## [What is expected]
Each line of the listing that contains the word "title" is to be copied.

+ + +

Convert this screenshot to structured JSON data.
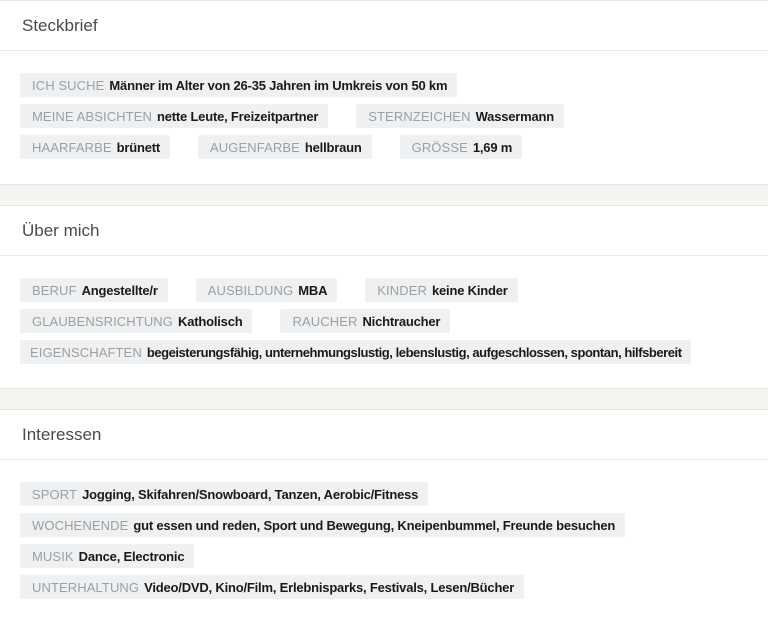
{
  "steckbrief": {
    "title": "Steckbrief",
    "rows": [
      [
        {
          "label": "ICH SUCHE",
          "value": "Männer im Alter von 26-35 Jahren im Umkreis von 50 km"
        }
      ],
      [
        {
          "label": "MEINE ABSICHTEN",
          "value": "nette Leute, Freizeitpartner"
        },
        {
          "label": "STERNZEICHEN",
          "value": "Wassermann"
        }
      ],
      [
        {
          "label": "HAARFARBE",
          "value": "brünett"
        },
        {
          "label": "AUGENFARBE",
          "value": "hellbraun"
        },
        {
          "label": "GRÖSSE",
          "value": "1,69 m"
        }
      ]
    ]
  },
  "ueber_mich": {
    "title": "Über mich",
    "rows": [
      [
        {
          "label": "BERUF",
          "value": "Angestellte/r"
        },
        {
          "label": "AUSBILDUNG",
          "value": "MBA"
        },
        {
          "label": "KINDER",
          "value": "keine Kinder"
        }
      ],
      [
        {
          "label": "GLAUBENSRICHTUNG",
          "value": "Katholisch"
        },
        {
          "label": "RAUCHER",
          "value": "Nichtraucher"
        }
      ],
      [
        {
          "label": "EIGENSCHAFTEN",
          "value": "begeisterungsfähig, unternehmungslustig, lebenslustig, aufgeschlossen, spontan, hilfsbereit"
        }
      ]
    ]
  },
  "interessen": {
    "title": "Interessen",
    "rows": [
      [
        {
          "label": "SPORT",
          "value": "Jogging, Skifahren/Snowboard, Tanzen, Aerobic/Fitness"
        }
      ],
      [
        {
          "label": "WOCHENENDE",
          "value": "gut essen und reden, Sport und Bewegung, Kneipenbummel, Freunde besuchen"
        }
      ],
      [
        {
          "label": "MUSIK",
          "value": "Dance, Electronic"
        }
      ],
      [
        {
          "label": "UNTERHALTUNG",
          "value": "Video/DVD, Kino/Film, Erlebnisparks, Festivals, Lesen/Bücher"
        }
      ]
    ]
  }
}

+ + +

## [Correct output]
    "title": "Steckbrief",
    "title": "Über mich",
    "title": "Interessen",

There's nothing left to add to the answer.